> _Exercise requirements_
Pick out all lines with the word "this" from the records that follow.

+++ Records to use +++

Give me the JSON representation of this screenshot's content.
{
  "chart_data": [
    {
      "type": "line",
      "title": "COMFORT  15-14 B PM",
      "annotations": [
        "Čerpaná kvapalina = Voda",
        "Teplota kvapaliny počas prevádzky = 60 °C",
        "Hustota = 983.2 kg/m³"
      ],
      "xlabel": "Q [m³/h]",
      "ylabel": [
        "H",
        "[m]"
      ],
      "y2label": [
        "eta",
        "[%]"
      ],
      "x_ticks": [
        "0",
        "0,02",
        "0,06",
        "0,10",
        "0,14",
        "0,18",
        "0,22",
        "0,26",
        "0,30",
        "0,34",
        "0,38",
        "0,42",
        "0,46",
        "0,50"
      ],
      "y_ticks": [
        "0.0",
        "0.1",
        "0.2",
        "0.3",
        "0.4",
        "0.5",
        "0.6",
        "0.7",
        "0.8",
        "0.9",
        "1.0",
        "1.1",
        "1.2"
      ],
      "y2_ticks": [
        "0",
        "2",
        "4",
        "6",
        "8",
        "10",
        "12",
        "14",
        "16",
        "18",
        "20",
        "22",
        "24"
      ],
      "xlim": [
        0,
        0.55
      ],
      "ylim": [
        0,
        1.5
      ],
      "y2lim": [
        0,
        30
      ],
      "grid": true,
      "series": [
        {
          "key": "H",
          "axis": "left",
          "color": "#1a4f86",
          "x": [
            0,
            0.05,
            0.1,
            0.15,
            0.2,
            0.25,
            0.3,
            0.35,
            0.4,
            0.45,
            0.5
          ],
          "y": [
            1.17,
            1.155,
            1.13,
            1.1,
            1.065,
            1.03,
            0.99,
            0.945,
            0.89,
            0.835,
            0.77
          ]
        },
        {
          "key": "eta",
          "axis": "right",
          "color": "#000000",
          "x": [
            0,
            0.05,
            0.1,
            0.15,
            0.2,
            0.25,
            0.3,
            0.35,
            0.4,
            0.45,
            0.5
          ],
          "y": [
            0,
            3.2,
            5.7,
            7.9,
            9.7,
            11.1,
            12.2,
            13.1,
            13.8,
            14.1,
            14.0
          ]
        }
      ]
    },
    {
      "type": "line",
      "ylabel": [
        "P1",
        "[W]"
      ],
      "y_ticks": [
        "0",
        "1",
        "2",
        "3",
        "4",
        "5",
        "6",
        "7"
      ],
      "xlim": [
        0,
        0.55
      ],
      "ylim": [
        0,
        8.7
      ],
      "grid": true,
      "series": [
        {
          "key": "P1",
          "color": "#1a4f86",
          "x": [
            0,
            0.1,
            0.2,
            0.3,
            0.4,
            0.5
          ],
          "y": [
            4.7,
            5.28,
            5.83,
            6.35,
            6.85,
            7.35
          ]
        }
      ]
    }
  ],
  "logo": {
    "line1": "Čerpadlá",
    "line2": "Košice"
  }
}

+++
+++ Records to use +++

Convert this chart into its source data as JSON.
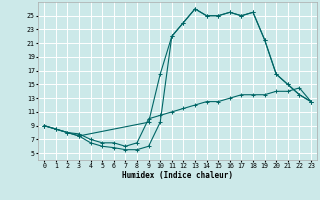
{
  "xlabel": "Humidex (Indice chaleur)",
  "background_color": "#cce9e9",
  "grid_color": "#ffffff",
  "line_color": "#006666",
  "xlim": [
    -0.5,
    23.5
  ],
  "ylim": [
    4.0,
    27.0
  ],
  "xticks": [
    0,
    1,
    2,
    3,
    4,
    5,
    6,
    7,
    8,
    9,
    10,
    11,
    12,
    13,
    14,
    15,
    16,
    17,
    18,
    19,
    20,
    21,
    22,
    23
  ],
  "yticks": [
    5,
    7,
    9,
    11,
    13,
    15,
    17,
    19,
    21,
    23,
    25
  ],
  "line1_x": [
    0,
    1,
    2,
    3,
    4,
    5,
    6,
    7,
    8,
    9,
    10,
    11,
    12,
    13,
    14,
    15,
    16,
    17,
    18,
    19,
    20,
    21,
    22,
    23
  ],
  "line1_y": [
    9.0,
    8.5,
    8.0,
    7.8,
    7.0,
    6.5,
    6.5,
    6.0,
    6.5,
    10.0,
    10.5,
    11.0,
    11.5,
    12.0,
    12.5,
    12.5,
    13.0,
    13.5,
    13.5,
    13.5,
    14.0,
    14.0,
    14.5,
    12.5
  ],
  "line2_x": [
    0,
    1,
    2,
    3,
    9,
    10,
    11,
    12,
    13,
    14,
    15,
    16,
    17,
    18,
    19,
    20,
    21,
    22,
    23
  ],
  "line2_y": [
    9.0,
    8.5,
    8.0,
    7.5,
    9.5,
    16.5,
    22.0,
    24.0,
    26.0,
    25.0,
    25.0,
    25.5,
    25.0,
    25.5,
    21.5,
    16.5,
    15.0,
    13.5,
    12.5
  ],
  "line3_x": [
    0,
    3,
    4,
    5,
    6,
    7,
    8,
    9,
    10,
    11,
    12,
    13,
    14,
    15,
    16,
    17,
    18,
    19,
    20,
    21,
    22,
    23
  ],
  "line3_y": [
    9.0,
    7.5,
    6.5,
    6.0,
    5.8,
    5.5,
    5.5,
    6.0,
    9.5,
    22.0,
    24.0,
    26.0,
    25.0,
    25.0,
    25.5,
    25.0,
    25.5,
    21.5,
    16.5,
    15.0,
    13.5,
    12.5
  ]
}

+++

> _Answer below_
Give me the JSON representation of this screenshot's content.
Convert this chart into its source data as JSON.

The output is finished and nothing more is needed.